● **EXTRAIT FOURNI**
───
J'ai encore à l'oreille la mélodie de cette chanson à la simplicité un peu niaise, mais à l'époque, déjà, les paroles avaient peine à franchir mes lèvres et surtout à pénétrer mon cœur de conviction.
Car, pour être franc, toute ma scolarité ne fut pour moi qu'ennui et dégoût, accrus d'année en année par l'impatience d'échapper à ce bagne. Je ne puis me souvenir d'avoir jamais été « joyeux » ou « bienheureux » au cours de cette activité scolaire monotone, sans cœur et sans esprit, qui nous empoisonnait complètement la plus belle, la plus libre époque de notre existence ; (...)
L'école était pour nous la contrainte, la tristesse, l'ennui, un lieu où nous devions ingurgiter en portions exactement mesurées « la science de ce qui ne mérite pas d'être su », matières scolaires ou rendues scolaires dont nous sentions qu'elles ne pouvaient pas avoir le moindre rapport avec le réel ou avec nos centres d'intérêt personnels.
───
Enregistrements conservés
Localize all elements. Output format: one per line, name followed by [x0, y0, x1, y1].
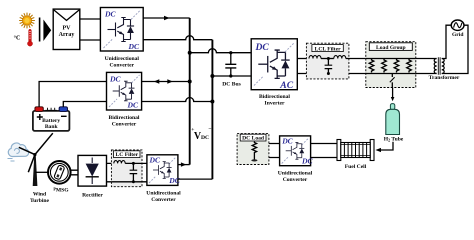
load resistor R2 [382, 59, 387, 73]
svg-text:DC: DC [104, 10, 116, 19]
svg-text:DC: DC [281, 137, 293, 146]
arrow right on U2 wire [167, 79, 173, 83]
wind turbine [19, 133, 53, 186]
svg-text:DC Bus: DC Bus [222, 82, 241, 88]
arrow right on U1 top wire [164, 16, 170, 20]
LCL inductor 1 [309, 56, 321, 59]
LC filter box [111, 150, 142, 187]
svg-text:Array: Array [59, 32, 75, 38]
svg-text:Converter: Converter [110, 63, 135, 69]
battery bank [33, 107, 70, 131]
junction dot positive bus battery [188, 80, 192, 84]
unidirectional converter U1 box [100, 8, 143, 52]
LCL out wire [346, 58, 366, 60]
IGBT U1 [108, 18, 135, 42]
junction dot negative bus battery [210, 100, 214, 104]
wires U4 to fuel cell [311, 144, 337, 158]
svg-text:Grid: Grid [452, 32, 464, 38]
svg-text:DC Load: DC Load [242, 136, 265, 142]
LC wire after inductor [125, 162, 147, 164]
svg-text:LC Filter: LC Filter [116, 152, 139, 158]
bidirectional inverter box [251, 39, 297, 91]
negative DC bus [211, 40, 213, 179]
svg-text:DC: DC [168, 176, 180, 185]
LC inductor [114, 161, 125, 164]
arrow down to H2 tube [391, 97, 395, 101]
svg-text:PV: PV [63, 25, 72, 31]
svg-text:DC: DC [127, 101, 139, 110]
load resistor R4 [407, 59, 412, 73]
inverter AC bottom wire [297, 73, 366, 75]
svg-text:Wind: Wind [33, 191, 47, 197]
svg-text:Unidirectional: Unidirectional [146, 191, 181, 197]
svg-text:PMSG: PMSG [53, 186, 69, 193]
LCL filter box [306, 43, 349, 79]
svg-text:Load Group: Load Group [376, 45, 406, 51]
svg-text:Transformer: Transformer [429, 75, 460, 81]
LC filter label band [114, 151, 140, 158]
DC load box [237, 134, 269, 165]
DC load ground [251, 154, 257, 162]
svg-text:Unidirectional: Unidirectional [278, 171, 313, 177]
LC capacitor [130, 162, 138, 183]
grid source [451, 20, 464, 30]
wire load group to H2 tube electrolyzer [392, 88, 394, 98]
wire U3 bottom to negative bus [178, 178, 213, 180]
unidirectional converter U3 box [147, 155, 181, 186]
transformer [416, 57, 444, 74]
load group box [366, 42, 416, 88]
LCL filter label band [312, 45, 343, 52]
svg-text:LCL Filter: LCL Filter [315, 46, 341, 52]
svg-text:DC: DC [255, 42, 270, 53]
thermometer [28, 29, 33, 46]
wire battery minus to converter [63, 102, 106, 107]
svg-text:Fuel Cell: Fuel Cell [345, 164, 367, 170]
inverter AC top wire to LCL [297, 58, 309, 60]
svg-text:Bank: Bank [45, 124, 59, 130]
wire transformer to grid left [442, 25, 452, 58]
junction dot negative bus rail [210, 74, 214, 78]
load group bottom rail [366, 73, 416, 75]
svg-text:H2 Tube: H2 Tube [384, 137, 404, 143]
wire H2 tube to fuel cell [378, 142, 394, 150]
IGBT U4 [286, 142, 305, 159]
svg-text:Converter: Converter [283, 177, 308, 183]
PMSG generator [48, 161, 71, 184]
load resistor R3 [394, 59, 399, 73]
svg-text:Converter: Converter [151, 197, 176, 203]
rectifier box [78, 155, 107, 186]
load group top rail [366, 58, 416, 60]
bidirectional converter U2 box [107, 72, 142, 110]
shaft wire to PMSG [36, 171, 48, 173]
wires DC load to converter U4 [269, 144, 280, 158]
wire battery plus to converter [39, 82, 106, 107]
svg-text:DC: DC [128, 42, 140, 51]
arrow into fuel cell [375, 148, 381, 152]
svg-text:°C: °C [14, 35, 21, 42]
svg-text:DC: DC [149, 156, 161, 165]
unidirectional converter U4 box [280, 136, 314, 166]
wire transformer to grid right [442, 25, 468, 73]
svg-text:DC: DC [109, 74, 121, 83]
IGBT inverter [258, 50, 289, 78]
DC load label band [240, 134, 266, 141]
LCL mid wire [321, 58, 334, 60]
IGBT U2 [113, 81, 135, 101]
irradiance arrow [43, 20, 51, 42]
load resistor R1 [369, 59, 374, 73]
DC load resistor [252, 142, 256, 154]
positive rail to inverter with hop over negative bus [190, 49, 252, 53]
svg-text:Converter: Converter [112, 121, 137, 127]
svg-text:Inverter: Inverter [265, 100, 285, 106]
positive DC bus [189, 18, 191, 165]
IGBT U3 [153, 162, 172, 179]
LCL inductor 2 [334, 56, 346, 59]
irradiance input bar [39, 18, 41, 42]
sun icon [19, 13, 35, 29]
wire U3 top to positive bus [178, 164, 190, 166]
svg-text:Bidirectional: Bidirectional [109, 115, 140, 121]
arrow right on U3 wire [181, 162, 187, 166]
LC bottom wire [111, 181, 146, 183]
wire PV to converter bottom [80, 39, 101, 41]
DC bus capacitor [225, 51, 236, 77]
svg-text:Turbine: Turbine [30, 198, 50, 204]
svg-text:AC: AC [279, 80, 293, 91]
junction dot positive bus rail [188, 51, 192, 55]
wires PMSG to rectifier [70, 170, 78, 175]
H2 tube [386, 104, 400, 135]
wire U1 out top to positive bus [143, 17, 190, 19]
svg-text:Unidirectional: Unidirectional [105, 56, 140, 62]
svg-text:Rectifier: Rectifier [82, 193, 103, 199]
wire U2 top to positive bus with bidirectional arrows [142, 81, 190, 83]
PV array box [53, 9, 80, 49]
cloud icon [8, 143, 29, 161]
svg-text:−: − [208, 127, 211, 133]
VDC label [191, 127, 211, 143]
wire U2 bottom to negative bus with hop over positive bus [142, 98, 213, 102]
svg-text:Bidirectional: Bidirectional [259, 94, 290, 100]
LCL capacitor [325, 57, 333, 75]
wires rectifier to LC filter [107, 163, 114, 181]
fuel cell stack [337, 140, 374, 161]
load group tap switch [390, 74, 395, 88]
arrow left on U2 wire [154, 79, 160, 83]
svg-text:DC: DC [201, 135, 209, 141]
wire U1 out bottom to negative bus with hop over positive bus [143, 36, 212, 40]
negative rail to inverter [212, 75, 251, 77]
wire PV to converter top [80, 18, 101, 20]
───
● **CONSIGNES DE TRAVAIL**
Renvoyez intégralement l'extrait sur les souvenirs d'école, sans en modifier un seul mot.

● **RÉPONSE COMPLÈTE**
J'ai encore à l'oreille la mélodie de cette chanson à la simplicité un peu niaise, mais à l'époque, déjà, les paroles avaient peine à franchir mes lèvres et surtout à pénétrer mon cœur de conviction.
Car, pour être franc, toute ma scolarité ne fut pour moi qu'ennui et dégoût, accrus d'année en année par l'impatience d'échapper à ce bagne. Je ne puis me souvenir d'avoir jamais été « joyeux » ou « bienheureux » au cours de cette activité scolaire monotone, sans cœur et sans esprit, qui nous empoisonnait complètement la plus belle, la plus libre époque de notre existence ; (...)
L'école était pour nous la contrainte, la tristesse, l'ennui, un lieu où nous devions ingurgiter en portions exactement mesurées « la science de ce qui ne mérite pas d'être su », matières scolaires ou rendues scolaires dont nous sentions qu'elles ne pouvaient pas avoir le moindre rapport avec le réel ou avec nos centres d'intérêt personnels.